TASK -
Write the data out again exactly, with no pictures.

RECORD SET -
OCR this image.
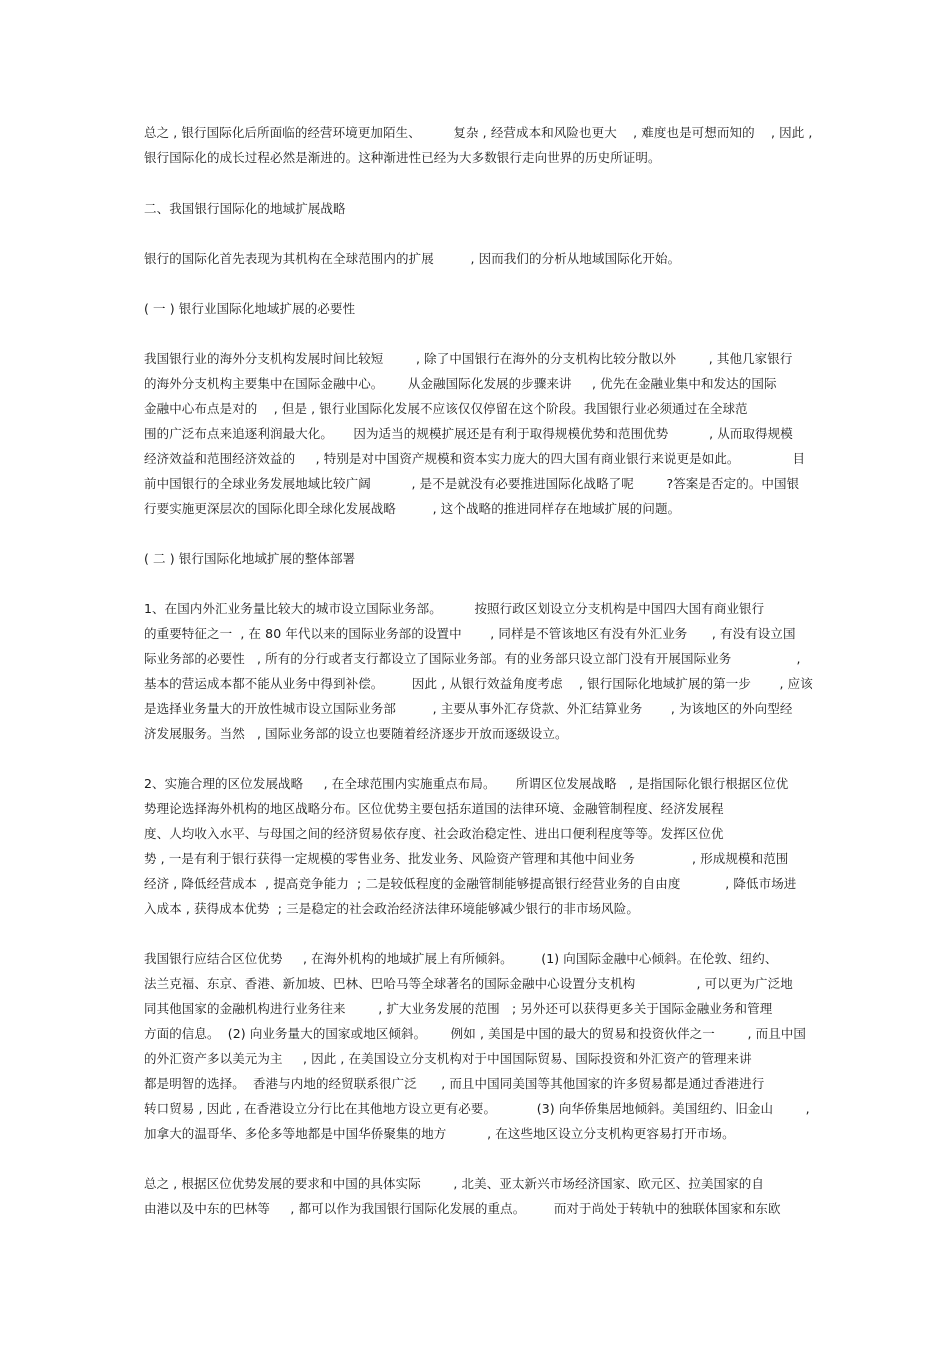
总之 , 银行国际化后所面临的经营环境更加陌生、        复杂 , 经营成本和风险也更大    , 难度也是可想而知的    , 因此 ,
银行国际化的成长过程必然是渐进的。这种渐进性已经为大多数银行走向世界的历史所证明。
二、我国银行国际化的地域扩展战略
银行的国际化首先表现为其机构在全球范围内的扩展         , 因而我们的分析从地域国际化开始。
( 一 ) 银行业国际化地域扩展的必要性
我国银行业的海外分支机构发展时间比较短        , 除了中国银行在海外的分支机构比较分散以外        , 其他几家银行
的海外分支机构主要集中在国际金融中心。      从金融国际化发展的步骤来讲     , 优先在金融业集中和发达的国际
金融中心布点是对的    , 但是 , 银行业国际化发展不应该仅仅停留在这个阶段。我国银行业必须通过在全球范
围的广泛布点来追逐利润最大化。     因为适当的规模扩展还是有利于取得规模优势和范围优势          , 从而取得规模
经济效益和范围经济效益的     , 特别是对中国资产规模和资本实力庞大的四大国有商业银行来说更是如此。             目
前中国银行的全球业务发展地域比较广阔          , 是不是就没有必要推进国际化战略了呢        ?答案是否定的。中国银
行要实施更深层次的国际化即全球化发展战略         , 这个战略的推进同样存在地域扩展的问题。
( 二 ) 银行国际化地域扩展的整体部署
1、在国内外汇业务量比较大的城市设立国际业务部。        按照行政区划设立分支机构是中国四大国有商业银行
的重要特征之一  , 在 80 年代以来的国际业务部的设置中       , 同样是不管该地区有没有外汇业务      , 有没有设立国
际业务部的必要性   , 所有的分行或者支行都设立了国际业务部。有的业务部只设立部门没有开展国际业务                ,
基本的营运成本都不能从业务中得到补偿。       因此 , 从银行效益角度考虑    , 银行国际化地域扩展的第一步       , 应该
是选择业务量大的开放性城市设立国际业务部         , 主要从事外汇存贷款、外汇结算业务       , 为该地区的外向型经
济发展服务。当然   , 国际业务部的设立也要随着经济逐步开放而逐级设立。
2、实施合理的区位发展战略     , 在全球范围内实施重点布局。     所谓区位发展战略   , 是指国际化银行根据区位优
势理论选择海外机构的地区战略分布。区位优势主要包括东道国的法律环境、金融管制程度、经济发展程
度、人均收入水平、与母国之间的经济贸易依存度、社会政治稳定性、进出口便利程度等等。发挥区位优
势 , 一是有利于银行获得一定规模的零售业务、批发业务、风险资产管理和其他中间业务              , 形成规模和范围
经济 , 降低经营成本  , 提高竞争能力  ; 二是较低程度的金融管制能够提高银行经营业务的自由度           , 降低市场进
入成本 , 获得成本优势  ; 三是稳定的社会政治经济法律环境能够减少银行的非市场风险。
我国银行应结合区位优势     , 在海外机构的地域扩展上有所倾斜。       (1) 向国际金融中心倾斜。在伦敦、纽约、
法兰克福、东京、香港、新加坡、巴林、巴哈马等全球著名的国际金融中心设置分支机构               , 可以更为广泛地
同其他国家的金融机构进行业务往来        , 扩大业务发展的范围   ; 另外还可以获得更多关于国际金融业务和管理
方面的信息。  (2) 向业务量大的国家或地区倾斜。      例如 , 美国是中国的最大的贸易和投资伙伴之一        , 而且中国
的外汇资产多以美元为主     , 因此 , 在美国设立分支机构对于中国国际贸易、国际投资和外汇资产的管理来讲
都是明智的选择。  香港与内地的经贸联系很广泛      , 而且中国同美国等其他国家的许多贸易都是通过香港进行
转口贸易 , 因此 , 在香港设立分行比在其他地方设立更有必要。          (3) 向华侨集居地倾斜。美国纽约、旧金山        ,
加拿大的温哥华、多伦多等地都是中国华侨聚集的地方          , 在这些地区设立分支机构更容易打开市场。
总之 , 根据区位优势发展的要求和中国的具体实际        , 北美、亚太新兴市场经济国家、欧元区、拉美国家的自
由港以及中东的巴林等     , 都可以作为我国银行国际化发展的重点。       而对于尚处于转轨中的独联体国家和东欧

RESPONSE -
OCR this image.
总之 , 银行国际化后所面临的经营环境更加陌生、        复杂 , 经营成本和风险也更大    , 难度也是可想而知的    , 因此 ,
银行国际化的成长过程必然是渐进的。这种渐进性已经为大多数银行走向世界的历史所证明。
二、我国银行国际化的地域扩展战略
银行的国际化首先表现为其机构在全球范围内的扩展         , 因而我们的分析从地域国际化开始。
( 一 ) 银行业国际化地域扩展的必要性
我国银行业的海外分支机构发展时间比较短        , 除了中国银行在海外的分支机构比较分散以外        , 其他几家银行
的海外分支机构主要集中在国际金融中心。      从金融国际化发展的步骤来讲     , 优先在金融业集中和发达的国际
金融中心布点是对的    , 但是 , 银行业国际化发展不应该仅仅停留在这个阶段。我国银行业必须通过在全球范
围的广泛布点来追逐利润最大化。     因为适当的规模扩展还是有利于取得规模优势和范围优势          , 从而取得规模
经济效益和范围经济效益的     , 特别是对中国资产规模和资本实力庞大的四大国有商业银行来说更是如此。             目
前中国银行的全球业务发展地域比较广阔          , 是不是就没有必要推进国际化战略了呢        ?答案是否定的。中国银
行要实施更深层次的国际化即全球化发展战略         , 这个战略的推进同样存在地域扩展的问题。
( 二 ) 银行国际化地域扩展的整体部署
1、在国内外汇业务量比较大的城市设立国际业务部。        按照行政区划设立分支机构是中国四大国有商业银行
的重要特征之一  , 在 80 年代以来的国际业务部的设置中       , 同样是不管该地区有没有外汇业务      , 有没有设立国
际业务部的必要性   , 所有的分行或者支行都设立了国际业务部。有的业务部只设立部门没有开展国际业务                ,
基本的营运成本都不能从业务中得到补偿。       因此 , 从银行效益角度考虑    , 银行国际化地域扩展的第一步       , 应该
是选择业务量大的开放性城市设立国际业务部         , 主要从事外汇存贷款、外汇结算业务       , 为该地区的外向型经
济发展服务。当然   , 国际业务部的设立也要随着经济逐步开放而逐级设立。
2、实施合理的区位发展战略     , 在全球范围内实施重点布局。     所谓区位发展战略   , 是指国际化银行根据区位优
势理论选择海外机构的地区战略分布。区位优势主要包括东道国的法律环境、金融管制程度、经济发展程
度、人均收入水平、与母国之间的经济贸易依存度、社会政治稳定性、进出口便利程度等等。发挥区位优
势 , 一是有利于银行获得一定规模的零售业务、批发业务、风险资产管理和其他中间业务              , 形成规模和范围
经济 , 降低经营成本  , 提高竞争能力  ; 二是较低程度的金融管制能够提高银行经营业务的自由度           , 降低市场进
入成本 , 获得成本优势  ; 三是稳定的社会政治经济法律环境能够减少银行的非市场风险。
我国银行应结合区位优势     , 在海外机构的地域扩展上有所倾斜。       (1) 向国际金融中心倾斜。在伦敦、纽约、
法兰克福、东京、香港、新加坡、巴林、巴哈马等全球著名的国际金融中心设置分支机构               , 可以更为广泛地
同其他国家的金融机构进行业务往来        , 扩大业务发展的范围   ; 另外还可以获得更多关于国际金融业务和管理
方面的信息。  (2) 向业务量大的国家或地区倾斜。      例如 , 美国是中国的最大的贸易和投资伙伴之一        , 而且中国
的外汇资产多以美元为主     , 因此 , 在美国设立分支机构对于中国国际贸易、国际投资和外汇资产的管理来讲
都是明智的选择。  香港与内地的经贸联系很广泛      , 而且中国同美国等其他国家的许多贸易都是通过香港进行
转口贸易 , 因此 , 在香港设立分行比在其他地方设立更有必要。          (3) 向华侨集居地倾斜。美国纽约、旧金山        ,
加拿大的温哥华、多伦多等地都是中国华侨聚集的地方          , 在这些地区设立分支机构更容易打开市场。
总之 , 根据区位优势发展的要求和中国的具体实际        , 北美、亚太新兴市场经济国家、欧元区、拉美国家的自
由港以及中东的巴林等     , 都可以作为我国银行国际化发展的重点。       而对于尚处于转轨中的独联体国家和东欧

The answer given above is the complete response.